Aim of the task: Can you transcribe every record below exactly as it appears?

+++ Entries provided

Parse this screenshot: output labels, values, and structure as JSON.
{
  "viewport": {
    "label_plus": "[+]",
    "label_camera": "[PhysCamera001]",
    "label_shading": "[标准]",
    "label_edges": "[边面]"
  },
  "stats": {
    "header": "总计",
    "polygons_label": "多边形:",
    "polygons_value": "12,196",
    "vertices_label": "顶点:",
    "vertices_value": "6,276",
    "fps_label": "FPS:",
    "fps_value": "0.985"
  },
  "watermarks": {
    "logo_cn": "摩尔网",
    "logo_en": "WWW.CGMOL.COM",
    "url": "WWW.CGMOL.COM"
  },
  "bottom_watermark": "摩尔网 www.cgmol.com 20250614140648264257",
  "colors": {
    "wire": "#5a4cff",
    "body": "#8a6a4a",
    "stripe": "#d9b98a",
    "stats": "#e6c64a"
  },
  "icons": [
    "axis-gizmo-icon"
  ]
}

++++++

Result for this exercise:
Parse this screenshot: output labels, values, and structure as JSON.
{
  "viewport": {
    "label_plus": "[+]",
    "label_camera": "[PhysCamera001]",
    "label_shading": "[标准]",
    "label_edges": "[边面]"
  },
  "stats": {
    "header": "总计",
    "polygons_label": "多边形:",
    "polygons_value": "12,196",
    "vertices_label": "顶点:",
    "vertices_value": "6,276",
    "fps_label": "FPS:",
    "fps_value": "0.985"
  },
  "watermarks": {
    "logo_cn": "摩尔网",
    "logo_en": "WWW.CGMOL.COM",
    "url": "WWW.CGMOL.COM"
  },
  "bottom_watermark": "摩尔网 www.cgmol.com 20250614140648264257",
  "colors": {
    "wire": "#5a4cff",
    "body": "#8a6a4a",
    "stripe": "#d9b98a",
    "stats": "#e6c64a"
  },
  "icons": [
    "axis-gizmo-icon"
  ]
}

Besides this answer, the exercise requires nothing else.